TASK TO COMPLETE. The entries below should be output exactly as written.

-- Begin ENTRIES PROVIDED --

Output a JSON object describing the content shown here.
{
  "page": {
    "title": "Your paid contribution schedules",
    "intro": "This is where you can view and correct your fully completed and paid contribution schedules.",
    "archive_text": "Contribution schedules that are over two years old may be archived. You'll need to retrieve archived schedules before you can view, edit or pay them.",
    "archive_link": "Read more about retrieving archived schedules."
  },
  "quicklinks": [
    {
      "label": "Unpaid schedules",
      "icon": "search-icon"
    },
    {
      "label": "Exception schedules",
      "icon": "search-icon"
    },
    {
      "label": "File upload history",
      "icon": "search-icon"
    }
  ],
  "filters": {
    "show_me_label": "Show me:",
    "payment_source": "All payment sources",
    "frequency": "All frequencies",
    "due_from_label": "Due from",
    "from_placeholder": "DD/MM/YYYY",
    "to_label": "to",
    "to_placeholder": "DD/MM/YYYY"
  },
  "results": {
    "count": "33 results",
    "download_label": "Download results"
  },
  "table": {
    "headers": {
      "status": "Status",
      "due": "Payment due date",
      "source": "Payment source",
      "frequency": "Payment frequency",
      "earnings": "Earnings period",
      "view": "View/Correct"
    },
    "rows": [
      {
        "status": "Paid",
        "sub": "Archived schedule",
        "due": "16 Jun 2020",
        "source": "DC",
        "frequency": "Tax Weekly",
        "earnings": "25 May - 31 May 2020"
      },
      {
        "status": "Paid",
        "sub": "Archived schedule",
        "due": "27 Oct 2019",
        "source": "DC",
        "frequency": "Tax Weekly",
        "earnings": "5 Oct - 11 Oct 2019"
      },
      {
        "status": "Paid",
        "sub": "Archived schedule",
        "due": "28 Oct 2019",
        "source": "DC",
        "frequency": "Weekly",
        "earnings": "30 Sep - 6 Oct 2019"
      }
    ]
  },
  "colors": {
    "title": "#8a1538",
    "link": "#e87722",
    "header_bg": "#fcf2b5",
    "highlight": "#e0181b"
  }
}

-- End ENTRIES PROVIDED --

WRITTEN SOLUTION.
Output a JSON object describing the content shown here.
{
  "page": {
    "title": "Your paid contribution schedules",
    "intro": "This is where you can view and correct your fully completed and paid contribution schedules.",
    "archive_text": "Contribution schedules that are over two years old may be archived. You'll need to retrieve archived schedules before you can view, edit or pay them.",
    "archive_link": "Read more about retrieving archived schedules."
  },
  "quicklinks": [
    {
      "label": "Unpaid schedules",
      "icon": "search-icon"
    },
    {
      "label": "Exception schedules",
      "icon": "search-icon"
    },
    {
      "label": "File upload history",
      "icon": "search-icon"
    }
  ],
  "filters": {
    "show_me_label": "Show me:",
    "payment_source": "All payment sources",
    "frequency": "All frequencies",
    "due_from_label": "Due from",
    "from_placeholder": "DD/MM/YYYY",
    "to_label": "to",
    "to_placeholder": "DD/MM/YYYY"
  },
  "results": {
    "count": "33 results",
    "download_label": "Download results"
  },
  "table": {
    "headers": {
      "status": "Status",
      "due": "Payment due date",
      "source": "Payment source",
      "frequency": "Payment frequency",
      "earnings": "Earnings period",
      "view": "View/Correct"
    },
    "rows": [
      {
        "status": "Paid",
        "sub": "Archived schedule",
        "due": "16 Jun 2020",
        "source": "DC",
        "frequency": "Tax Weekly",
        "earnings": "25 May - 31 May 2020"
      },
      {
        "status": "Paid",
        "sub": "Archived schedule",
        "due": "27 Oct 2019",
        "source": "DC",
        "frequency": "Tax Weekly",
        "earnings": "5 Oct - 11 Oct 2019"
      },
      {
        "status": "Paid",
        "sub": "Archived schedule",
        "due": "28 Oct 2019",
        "source": "DC",
        "frequency": "Weekly",
        "earnings": "30 Sep - 6 Oct 2019"
      }
    ]
  },
  "colors": {
    "title": "#8a1538",
    "link": "#e87722",
    "header_bg": "#fcf2b5",
    "highlight": "#e0181b"
  }
}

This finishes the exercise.